Gather, from the listing beneath this task, every line holding the string "综合分析能力".

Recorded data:
** start **
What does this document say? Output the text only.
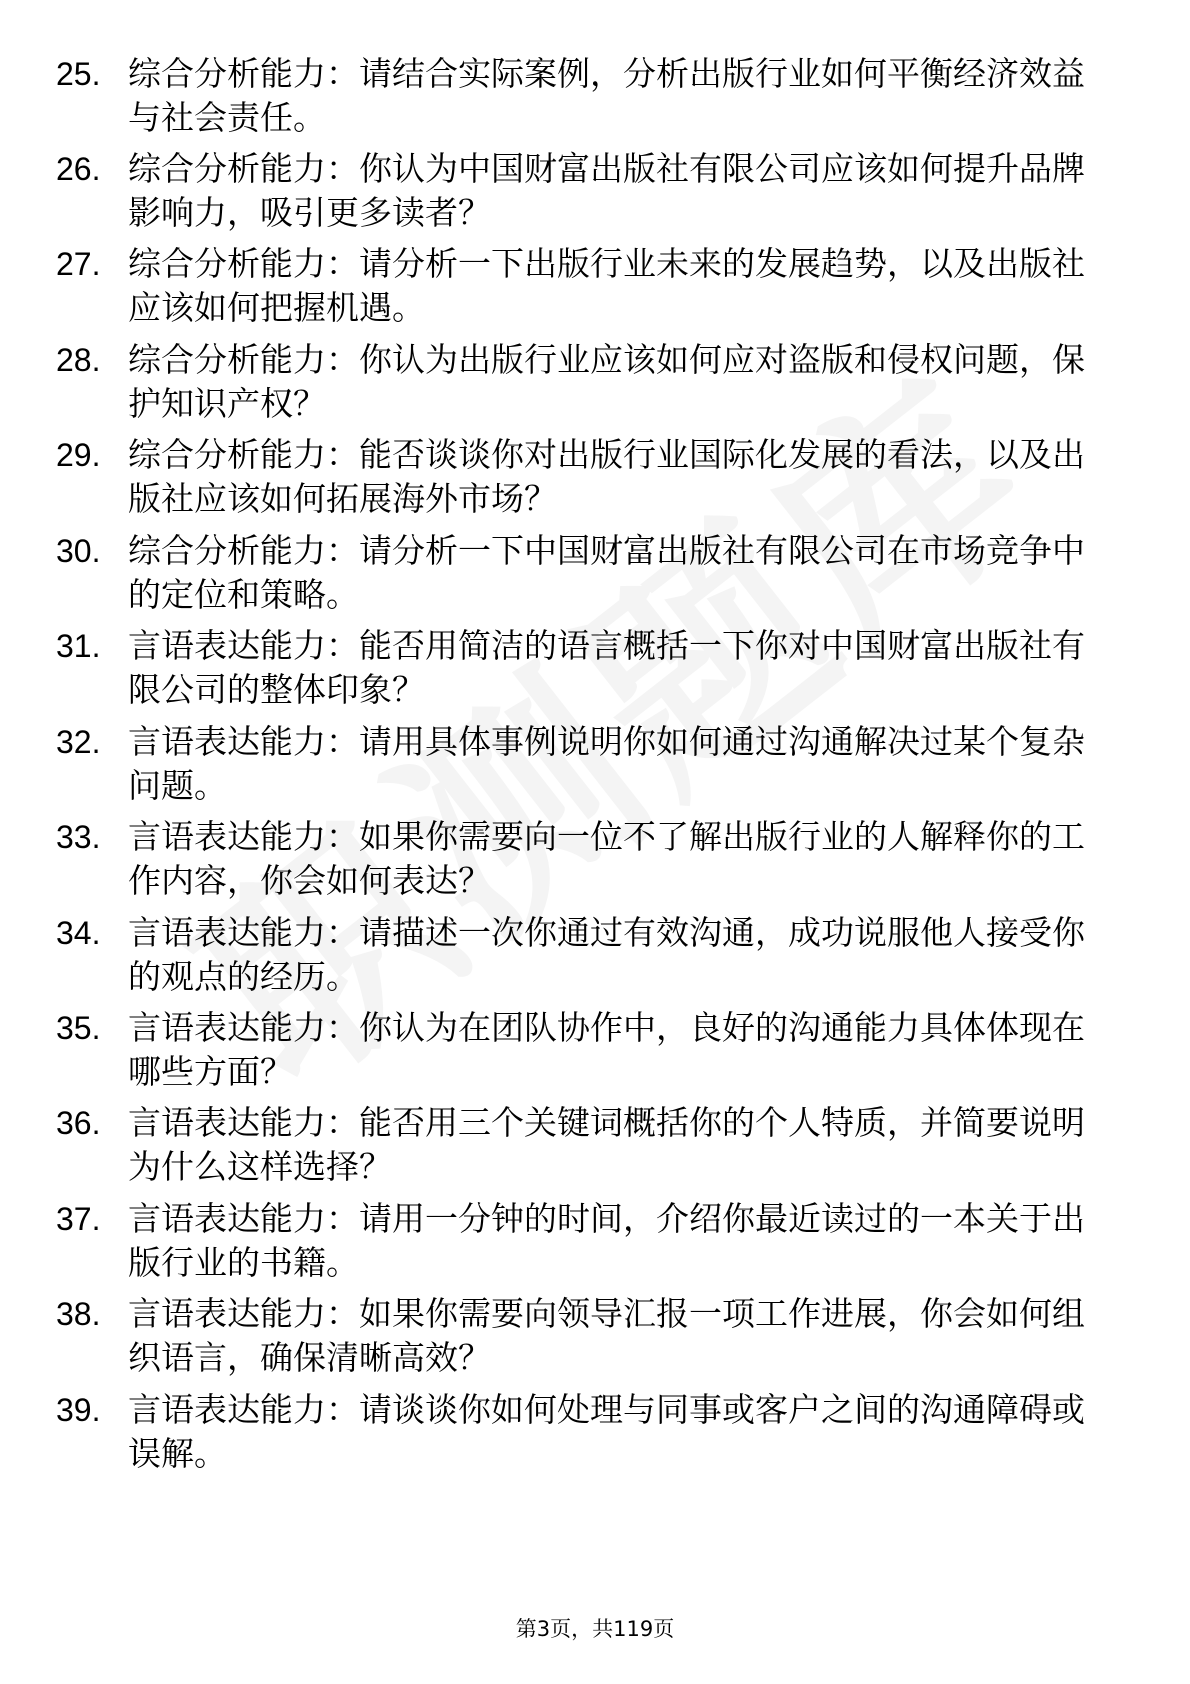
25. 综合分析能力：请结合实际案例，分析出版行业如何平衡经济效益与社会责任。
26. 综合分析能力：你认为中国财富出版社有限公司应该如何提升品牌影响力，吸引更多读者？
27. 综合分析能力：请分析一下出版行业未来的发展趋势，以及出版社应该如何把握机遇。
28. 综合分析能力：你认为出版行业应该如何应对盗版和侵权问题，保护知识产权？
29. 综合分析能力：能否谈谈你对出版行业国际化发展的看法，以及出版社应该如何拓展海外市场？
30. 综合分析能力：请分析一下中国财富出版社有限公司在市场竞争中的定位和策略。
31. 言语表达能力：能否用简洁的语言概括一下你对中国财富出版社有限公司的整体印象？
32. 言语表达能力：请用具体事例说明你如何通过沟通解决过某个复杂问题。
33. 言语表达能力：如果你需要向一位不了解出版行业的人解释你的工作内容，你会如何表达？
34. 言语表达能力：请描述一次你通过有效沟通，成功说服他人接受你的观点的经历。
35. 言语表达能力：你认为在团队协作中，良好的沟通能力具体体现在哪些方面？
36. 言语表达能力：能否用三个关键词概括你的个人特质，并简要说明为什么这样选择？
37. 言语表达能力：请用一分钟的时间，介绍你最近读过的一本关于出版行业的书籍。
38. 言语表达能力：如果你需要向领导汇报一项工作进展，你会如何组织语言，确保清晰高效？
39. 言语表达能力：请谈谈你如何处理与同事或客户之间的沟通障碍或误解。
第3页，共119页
** end **
COMPLETE ANSWER:
25. 综合分析能力：请结合实际案例，分析出版行业如何平衡经济效益与社会责任。
26. 综合分析能力：你认为中国财富出版社有限公司应该如何提升品牌影响力，吸引更多读者？
27. 综合分析能力：请分析一下出版行业未来的发展趋势，以及出版社应该如何把握机遇。
28. 综合分析能力：你认为出版行业应该如何应对盗版和侵权问题，保护知识产权？
29. 综合分析能力：能否谈谈你对出版行业国际化发展的看法，以及出版社应该如何拓展海外市场？
30. 综合分析能力：请分析一下中国财富出版社有限公司在市场竞争中的定位和策略。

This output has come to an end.